• [REQUIREMENTS]: Retype every entry word for word.

A block of data:
────

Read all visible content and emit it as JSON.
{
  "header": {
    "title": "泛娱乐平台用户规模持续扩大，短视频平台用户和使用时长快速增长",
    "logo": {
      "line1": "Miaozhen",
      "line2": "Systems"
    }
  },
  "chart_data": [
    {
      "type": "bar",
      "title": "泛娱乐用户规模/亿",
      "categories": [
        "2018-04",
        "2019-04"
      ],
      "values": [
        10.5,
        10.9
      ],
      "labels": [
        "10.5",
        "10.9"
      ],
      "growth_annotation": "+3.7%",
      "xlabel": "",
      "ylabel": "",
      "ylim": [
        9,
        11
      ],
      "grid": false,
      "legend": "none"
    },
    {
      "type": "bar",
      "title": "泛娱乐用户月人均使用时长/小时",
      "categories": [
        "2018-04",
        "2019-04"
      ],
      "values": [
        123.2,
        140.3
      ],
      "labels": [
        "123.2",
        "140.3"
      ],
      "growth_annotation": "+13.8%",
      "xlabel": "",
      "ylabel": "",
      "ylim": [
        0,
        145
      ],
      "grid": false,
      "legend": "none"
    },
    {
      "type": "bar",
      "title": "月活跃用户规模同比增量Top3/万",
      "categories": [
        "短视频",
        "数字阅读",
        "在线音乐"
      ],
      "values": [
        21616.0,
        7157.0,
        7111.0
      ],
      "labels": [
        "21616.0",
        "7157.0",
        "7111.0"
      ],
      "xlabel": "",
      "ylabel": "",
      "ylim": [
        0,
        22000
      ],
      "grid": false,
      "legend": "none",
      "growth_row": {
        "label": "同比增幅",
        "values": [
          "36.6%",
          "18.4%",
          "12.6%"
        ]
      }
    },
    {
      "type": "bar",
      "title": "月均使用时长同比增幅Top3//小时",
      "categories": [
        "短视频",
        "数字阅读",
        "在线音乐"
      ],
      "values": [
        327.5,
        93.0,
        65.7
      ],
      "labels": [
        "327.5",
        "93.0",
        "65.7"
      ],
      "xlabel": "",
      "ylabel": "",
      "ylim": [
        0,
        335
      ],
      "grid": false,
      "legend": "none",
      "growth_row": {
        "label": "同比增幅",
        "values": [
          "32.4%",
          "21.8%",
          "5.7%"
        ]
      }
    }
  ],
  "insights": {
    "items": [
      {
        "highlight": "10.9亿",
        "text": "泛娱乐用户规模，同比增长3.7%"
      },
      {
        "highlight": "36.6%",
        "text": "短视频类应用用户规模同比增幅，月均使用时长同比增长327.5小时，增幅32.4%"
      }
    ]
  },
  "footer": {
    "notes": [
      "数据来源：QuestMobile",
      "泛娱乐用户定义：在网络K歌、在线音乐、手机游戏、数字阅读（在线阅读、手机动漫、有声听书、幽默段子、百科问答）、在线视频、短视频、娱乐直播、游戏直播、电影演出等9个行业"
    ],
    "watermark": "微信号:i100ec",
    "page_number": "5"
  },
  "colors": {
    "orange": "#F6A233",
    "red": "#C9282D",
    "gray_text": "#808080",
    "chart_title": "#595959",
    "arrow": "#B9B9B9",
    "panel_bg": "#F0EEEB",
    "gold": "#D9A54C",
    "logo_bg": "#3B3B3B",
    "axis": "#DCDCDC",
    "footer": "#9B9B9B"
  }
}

────

• [ANSWER]:
Read all visible content and emit it as JSON.
{
  "header": {
    "title": "泛娱乐平台用户规模持续扩大，短视频平台用户和使用时长快速增长",
    "logo": {
      "line1": "Miaozhen",
      "line2": "Systems"
    }
  },
  "chart_data": [
    {
      "type": "bar",
      "title": "泛娱乐用户规模/亿",
      "categories": [
        "2018-04",
        "2019-04"
      ],
      "values": [
        10.5,
        10.9
      ],
      "labels": [
        "10.5",
        "10.9"
      ],
      "growth_annotation": "+3.7%",
      "xlabel": "",
      "ylabel": "",
      "ylim": [
        9,
        11
      ],
      "grid": false,
      "legend": "none"
    },
    {
      "type": "bar",
      "title": "泛娱乐用户月人均使用时长/小时",
      "categories": [
        "2018-04",
        "2019-04"
      ],
      "values": [
        123.2,
        140.3
      ],
      "labels": [
        "123.2",
        "140.3"
      ],
      "growth_annotation": "+13.8%",
      "xlabel": "",
      "ylabel": "",
      "ylim": [
        0,
        145
      ],
      "grid": false,
      "legend": "none"
    },
    {
      "type": "bar",
      "title": "月活跃用户规模同比增量Top3/万",
      "categories": [
        "短视频",
        "数字阅读",
        "在线音乐"
      ],
      "values": [
        21616.0,
        7157.0,
        7111.0
      ],
      "labels": [
        "21616.0",
        "7157.0",
        "7111.0"
      ],
      "xlabel": "",
      "ylabel": "",
      "ylim": [
        0,
        22000
      ],
      "grid": false,
      "legend": "none",
      "growth_row": {
        "label": "同比增幅",
        "values": [
          "36.6%",
          "18.4%",
          "12.6%"
        ]
      }
    },
    {
      "type": "bar",
      "title": "月均使用时长同比增幅Top3//小时",
      "categories": [
        "短视频",
        "数字阅读",
        "在线音乐"
      ],
      "values": [
        327.5,
        93.0,
        65.7
      ],
      "labels": [
        "327.5",
        "93.0",
        "65.7"
      ],
      "xlabel": "",
      "ylabel": "",
      "ylim": [
        0,
        335
      ],
      "grid": false,
      "legend": "none",
      "growth_row": {
        "label": "同比增幅",
        "values": [
          "32.4%",
          "21.8%",
          "5.7%"
        ]
      }
    }
  ],
  "insights": {
    "items": [
      {
        "highlight": "10.9亿",
        "text": "泛娱乐用户规模，同比增长3.7%"
      },
      {
        "highlight": "36.6%",
        "text": "短视频类应用用户规模同比增幅，月均使用时长同比增长327.5小时，增幅32.4%"
      }
    ]
  },
  "footer": {
    "notes": [
      "数据来源：QuestMobile",
      "泛娱乐用户定义：在网络K歌、在线音乐、手机游戏、数字阅读（在线阅读、手机动漫、有声听书、幽默段子、百科问答）、在线视频、短视频、娱乐直播、游戏直播、电影演出等9个行业"
    ],
    "watermark": "微信号:i100ec",
    "page_number": "5"
  },
  "colors": {
    "orange": "#F6A233",
    "red": "#C9282D",
    "gray_text": "#808080",
    "chart_title": "#595959",
    "arrow": "#B9B9B9",
    "panel_bg": "#F0EEEB",
    "gold": "#D9A54C",
    "logo_bg": "#3B3B3B",
    "axis": "#DCDCDC",
    "footer": "#9B9B9B"
  }
}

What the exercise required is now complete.